#### INPUT FOR THIS TASK
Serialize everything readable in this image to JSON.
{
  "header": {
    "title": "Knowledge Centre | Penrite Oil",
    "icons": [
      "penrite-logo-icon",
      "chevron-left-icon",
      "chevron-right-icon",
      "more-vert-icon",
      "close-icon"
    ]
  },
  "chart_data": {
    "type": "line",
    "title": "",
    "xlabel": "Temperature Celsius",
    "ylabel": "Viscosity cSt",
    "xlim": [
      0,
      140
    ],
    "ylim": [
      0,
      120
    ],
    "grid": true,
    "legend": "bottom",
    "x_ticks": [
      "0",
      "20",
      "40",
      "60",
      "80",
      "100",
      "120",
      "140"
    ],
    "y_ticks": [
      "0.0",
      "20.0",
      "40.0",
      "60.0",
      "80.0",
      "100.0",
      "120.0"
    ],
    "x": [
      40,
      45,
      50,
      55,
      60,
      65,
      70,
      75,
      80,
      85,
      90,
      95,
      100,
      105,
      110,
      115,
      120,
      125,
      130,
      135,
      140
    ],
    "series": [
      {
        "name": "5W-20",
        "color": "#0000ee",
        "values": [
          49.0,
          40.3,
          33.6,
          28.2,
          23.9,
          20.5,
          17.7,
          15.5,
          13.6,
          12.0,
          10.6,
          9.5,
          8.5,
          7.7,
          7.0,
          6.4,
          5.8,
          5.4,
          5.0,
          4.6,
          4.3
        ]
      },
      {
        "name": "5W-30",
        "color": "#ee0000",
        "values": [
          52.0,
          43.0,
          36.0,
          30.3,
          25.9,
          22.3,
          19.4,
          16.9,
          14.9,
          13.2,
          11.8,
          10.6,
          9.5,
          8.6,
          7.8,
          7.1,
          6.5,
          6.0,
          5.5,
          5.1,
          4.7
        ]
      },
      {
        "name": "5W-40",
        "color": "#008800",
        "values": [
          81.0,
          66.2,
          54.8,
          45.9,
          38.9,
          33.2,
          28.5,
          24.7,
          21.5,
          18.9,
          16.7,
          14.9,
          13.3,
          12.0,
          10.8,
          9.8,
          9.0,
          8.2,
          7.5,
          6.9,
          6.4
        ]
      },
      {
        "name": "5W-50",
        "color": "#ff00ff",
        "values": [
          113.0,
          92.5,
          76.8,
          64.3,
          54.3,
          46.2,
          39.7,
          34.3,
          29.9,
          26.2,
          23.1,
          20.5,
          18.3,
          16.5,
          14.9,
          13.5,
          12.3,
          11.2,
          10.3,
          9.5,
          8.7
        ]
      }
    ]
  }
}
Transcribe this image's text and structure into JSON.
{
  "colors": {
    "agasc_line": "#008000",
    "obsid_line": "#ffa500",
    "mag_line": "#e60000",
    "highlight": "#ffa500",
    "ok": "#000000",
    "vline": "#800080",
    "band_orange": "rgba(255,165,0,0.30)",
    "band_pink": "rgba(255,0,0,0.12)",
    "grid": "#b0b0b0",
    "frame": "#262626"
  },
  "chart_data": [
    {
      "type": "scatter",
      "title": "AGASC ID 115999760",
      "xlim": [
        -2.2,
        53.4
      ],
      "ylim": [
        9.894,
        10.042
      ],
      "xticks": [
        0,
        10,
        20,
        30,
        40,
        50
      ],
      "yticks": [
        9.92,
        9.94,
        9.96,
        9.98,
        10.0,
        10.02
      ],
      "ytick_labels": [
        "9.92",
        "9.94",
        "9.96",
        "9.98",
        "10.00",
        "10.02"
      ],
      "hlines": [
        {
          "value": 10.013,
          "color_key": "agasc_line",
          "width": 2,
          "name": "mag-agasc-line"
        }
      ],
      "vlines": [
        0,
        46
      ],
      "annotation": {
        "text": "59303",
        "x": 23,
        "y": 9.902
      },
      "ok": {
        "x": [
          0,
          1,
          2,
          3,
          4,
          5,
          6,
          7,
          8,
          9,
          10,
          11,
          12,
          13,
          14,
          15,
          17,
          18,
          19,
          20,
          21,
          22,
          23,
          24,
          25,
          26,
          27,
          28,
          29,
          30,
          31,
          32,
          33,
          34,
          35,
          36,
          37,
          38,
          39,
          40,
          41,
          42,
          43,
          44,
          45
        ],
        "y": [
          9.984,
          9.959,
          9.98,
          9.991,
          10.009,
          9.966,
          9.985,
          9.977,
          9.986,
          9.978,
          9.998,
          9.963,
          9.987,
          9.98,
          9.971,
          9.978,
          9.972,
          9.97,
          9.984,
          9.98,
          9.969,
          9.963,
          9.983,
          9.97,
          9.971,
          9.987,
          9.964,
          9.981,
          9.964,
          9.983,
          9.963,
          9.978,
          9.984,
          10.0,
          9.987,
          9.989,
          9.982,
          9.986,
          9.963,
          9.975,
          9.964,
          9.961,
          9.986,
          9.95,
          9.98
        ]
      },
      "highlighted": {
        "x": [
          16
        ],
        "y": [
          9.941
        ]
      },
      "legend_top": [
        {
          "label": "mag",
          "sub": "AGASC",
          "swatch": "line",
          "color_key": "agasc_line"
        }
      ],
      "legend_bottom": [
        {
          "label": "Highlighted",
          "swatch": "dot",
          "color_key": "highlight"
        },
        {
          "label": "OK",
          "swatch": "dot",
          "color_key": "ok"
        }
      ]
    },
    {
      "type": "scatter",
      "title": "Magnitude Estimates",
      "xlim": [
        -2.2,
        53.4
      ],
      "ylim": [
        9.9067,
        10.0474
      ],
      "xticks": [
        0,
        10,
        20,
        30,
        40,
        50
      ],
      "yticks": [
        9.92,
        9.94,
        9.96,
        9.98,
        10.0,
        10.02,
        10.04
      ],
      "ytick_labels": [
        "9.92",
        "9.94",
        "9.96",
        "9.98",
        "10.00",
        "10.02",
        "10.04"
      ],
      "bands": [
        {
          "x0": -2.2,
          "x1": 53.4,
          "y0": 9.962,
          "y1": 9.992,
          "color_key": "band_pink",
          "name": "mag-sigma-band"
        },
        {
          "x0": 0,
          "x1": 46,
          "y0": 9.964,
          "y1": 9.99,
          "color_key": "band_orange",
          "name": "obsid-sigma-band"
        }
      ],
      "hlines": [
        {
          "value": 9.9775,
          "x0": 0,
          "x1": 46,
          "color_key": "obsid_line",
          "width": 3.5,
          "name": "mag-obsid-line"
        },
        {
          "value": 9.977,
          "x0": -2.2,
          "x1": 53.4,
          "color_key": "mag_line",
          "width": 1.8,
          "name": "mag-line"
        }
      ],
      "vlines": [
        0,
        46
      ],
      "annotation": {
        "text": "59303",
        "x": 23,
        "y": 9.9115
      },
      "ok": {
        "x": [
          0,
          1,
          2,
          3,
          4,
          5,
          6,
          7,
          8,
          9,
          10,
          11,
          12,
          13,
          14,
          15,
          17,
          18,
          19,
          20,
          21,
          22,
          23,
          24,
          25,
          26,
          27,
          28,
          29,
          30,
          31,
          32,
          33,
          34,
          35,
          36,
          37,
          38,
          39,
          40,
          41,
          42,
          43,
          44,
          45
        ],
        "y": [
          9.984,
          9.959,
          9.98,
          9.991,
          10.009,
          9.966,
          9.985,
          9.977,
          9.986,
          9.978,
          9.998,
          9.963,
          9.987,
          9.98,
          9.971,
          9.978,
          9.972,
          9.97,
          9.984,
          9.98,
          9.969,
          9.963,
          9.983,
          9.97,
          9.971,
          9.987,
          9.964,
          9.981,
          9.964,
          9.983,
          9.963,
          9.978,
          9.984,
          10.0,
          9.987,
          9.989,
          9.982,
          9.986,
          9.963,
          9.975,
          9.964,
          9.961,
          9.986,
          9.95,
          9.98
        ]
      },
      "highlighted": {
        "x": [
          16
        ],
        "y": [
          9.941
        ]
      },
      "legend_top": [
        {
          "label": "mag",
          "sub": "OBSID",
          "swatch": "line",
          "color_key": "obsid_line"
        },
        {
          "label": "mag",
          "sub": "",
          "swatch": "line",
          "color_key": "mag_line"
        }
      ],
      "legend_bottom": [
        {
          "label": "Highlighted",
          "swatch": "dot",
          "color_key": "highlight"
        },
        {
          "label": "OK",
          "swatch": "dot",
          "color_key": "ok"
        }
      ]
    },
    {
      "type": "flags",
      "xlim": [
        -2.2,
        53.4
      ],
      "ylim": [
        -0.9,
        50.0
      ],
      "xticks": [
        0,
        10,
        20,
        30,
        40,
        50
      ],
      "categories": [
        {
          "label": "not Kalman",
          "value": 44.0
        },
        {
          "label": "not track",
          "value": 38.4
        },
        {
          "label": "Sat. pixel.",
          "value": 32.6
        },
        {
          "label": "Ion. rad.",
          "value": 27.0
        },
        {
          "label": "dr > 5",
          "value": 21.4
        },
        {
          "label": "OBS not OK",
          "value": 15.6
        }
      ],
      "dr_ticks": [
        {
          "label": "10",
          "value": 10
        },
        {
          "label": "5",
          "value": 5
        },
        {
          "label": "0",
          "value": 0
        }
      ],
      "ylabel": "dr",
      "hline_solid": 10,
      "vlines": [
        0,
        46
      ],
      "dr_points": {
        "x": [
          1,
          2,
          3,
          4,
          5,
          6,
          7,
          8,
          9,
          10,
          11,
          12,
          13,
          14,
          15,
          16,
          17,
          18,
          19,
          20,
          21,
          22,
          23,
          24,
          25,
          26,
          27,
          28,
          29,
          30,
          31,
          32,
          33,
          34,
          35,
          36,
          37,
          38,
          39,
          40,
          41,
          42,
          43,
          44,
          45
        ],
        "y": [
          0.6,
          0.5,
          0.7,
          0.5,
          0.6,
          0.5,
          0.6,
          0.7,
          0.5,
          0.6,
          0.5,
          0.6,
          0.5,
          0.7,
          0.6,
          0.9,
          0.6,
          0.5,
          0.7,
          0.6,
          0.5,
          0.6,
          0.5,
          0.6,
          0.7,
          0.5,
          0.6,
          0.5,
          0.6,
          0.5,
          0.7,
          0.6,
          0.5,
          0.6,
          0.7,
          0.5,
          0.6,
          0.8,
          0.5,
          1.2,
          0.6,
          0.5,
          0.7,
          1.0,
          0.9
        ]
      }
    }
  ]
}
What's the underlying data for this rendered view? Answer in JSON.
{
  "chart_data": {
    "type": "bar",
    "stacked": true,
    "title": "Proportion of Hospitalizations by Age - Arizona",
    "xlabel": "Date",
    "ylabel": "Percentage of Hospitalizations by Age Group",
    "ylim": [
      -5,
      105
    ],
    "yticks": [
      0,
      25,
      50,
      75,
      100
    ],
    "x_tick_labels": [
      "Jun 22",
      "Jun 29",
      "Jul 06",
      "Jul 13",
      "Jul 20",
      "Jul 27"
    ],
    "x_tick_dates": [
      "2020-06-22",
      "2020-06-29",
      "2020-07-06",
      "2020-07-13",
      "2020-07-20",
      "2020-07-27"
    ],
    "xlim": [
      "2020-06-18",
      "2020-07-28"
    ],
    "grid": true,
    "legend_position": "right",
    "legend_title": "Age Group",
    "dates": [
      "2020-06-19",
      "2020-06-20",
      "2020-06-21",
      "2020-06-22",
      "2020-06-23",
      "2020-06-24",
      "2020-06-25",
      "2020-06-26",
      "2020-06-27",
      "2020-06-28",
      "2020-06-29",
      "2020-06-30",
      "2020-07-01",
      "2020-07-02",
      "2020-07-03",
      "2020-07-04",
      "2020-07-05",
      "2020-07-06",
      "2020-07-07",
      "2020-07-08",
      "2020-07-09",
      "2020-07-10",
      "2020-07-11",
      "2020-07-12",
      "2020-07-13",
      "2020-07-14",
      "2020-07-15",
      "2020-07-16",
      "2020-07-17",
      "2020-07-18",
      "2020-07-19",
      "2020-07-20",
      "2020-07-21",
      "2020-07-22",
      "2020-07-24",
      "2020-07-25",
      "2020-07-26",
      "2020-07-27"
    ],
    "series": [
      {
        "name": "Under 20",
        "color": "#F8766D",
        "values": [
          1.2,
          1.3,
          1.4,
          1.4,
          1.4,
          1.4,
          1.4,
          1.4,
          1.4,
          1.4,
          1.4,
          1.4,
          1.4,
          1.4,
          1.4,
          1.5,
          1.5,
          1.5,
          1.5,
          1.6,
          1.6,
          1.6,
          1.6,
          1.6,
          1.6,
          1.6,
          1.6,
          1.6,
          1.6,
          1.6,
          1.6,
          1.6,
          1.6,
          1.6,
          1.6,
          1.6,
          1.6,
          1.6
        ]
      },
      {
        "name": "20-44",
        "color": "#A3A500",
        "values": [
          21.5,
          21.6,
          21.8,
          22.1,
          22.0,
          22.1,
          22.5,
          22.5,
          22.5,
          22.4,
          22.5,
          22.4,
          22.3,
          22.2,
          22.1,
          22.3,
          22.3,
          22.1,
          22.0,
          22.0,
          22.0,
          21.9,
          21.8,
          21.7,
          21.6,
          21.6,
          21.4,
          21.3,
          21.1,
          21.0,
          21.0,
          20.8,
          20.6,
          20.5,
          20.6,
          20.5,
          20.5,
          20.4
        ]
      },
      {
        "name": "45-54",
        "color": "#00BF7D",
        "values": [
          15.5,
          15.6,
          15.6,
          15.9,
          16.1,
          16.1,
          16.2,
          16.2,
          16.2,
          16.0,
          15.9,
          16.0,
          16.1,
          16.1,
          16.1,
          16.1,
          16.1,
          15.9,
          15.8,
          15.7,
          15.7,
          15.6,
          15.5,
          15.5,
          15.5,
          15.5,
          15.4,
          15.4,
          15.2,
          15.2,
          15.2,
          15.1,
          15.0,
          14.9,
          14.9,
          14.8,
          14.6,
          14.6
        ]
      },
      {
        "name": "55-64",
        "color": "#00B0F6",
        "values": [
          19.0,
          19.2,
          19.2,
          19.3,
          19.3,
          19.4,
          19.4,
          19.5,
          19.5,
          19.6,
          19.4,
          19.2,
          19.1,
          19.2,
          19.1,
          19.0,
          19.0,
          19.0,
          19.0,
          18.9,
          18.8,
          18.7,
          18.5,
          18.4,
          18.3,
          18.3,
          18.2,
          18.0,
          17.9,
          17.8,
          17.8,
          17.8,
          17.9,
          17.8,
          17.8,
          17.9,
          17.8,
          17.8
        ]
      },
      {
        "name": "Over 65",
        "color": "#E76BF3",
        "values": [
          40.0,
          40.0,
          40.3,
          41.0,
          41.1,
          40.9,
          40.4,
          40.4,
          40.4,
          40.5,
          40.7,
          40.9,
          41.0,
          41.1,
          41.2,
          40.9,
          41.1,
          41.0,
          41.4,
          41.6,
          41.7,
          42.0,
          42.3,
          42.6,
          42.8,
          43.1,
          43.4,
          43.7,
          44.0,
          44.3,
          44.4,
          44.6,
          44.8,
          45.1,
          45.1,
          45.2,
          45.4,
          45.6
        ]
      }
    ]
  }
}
########
* [BRIEF]:
Among the lines of the material, find those that hold the word "chevron" and copy them.

* [COMPLETED TASK]:
      "chevron-left-icon",
      "chevron-right-icon",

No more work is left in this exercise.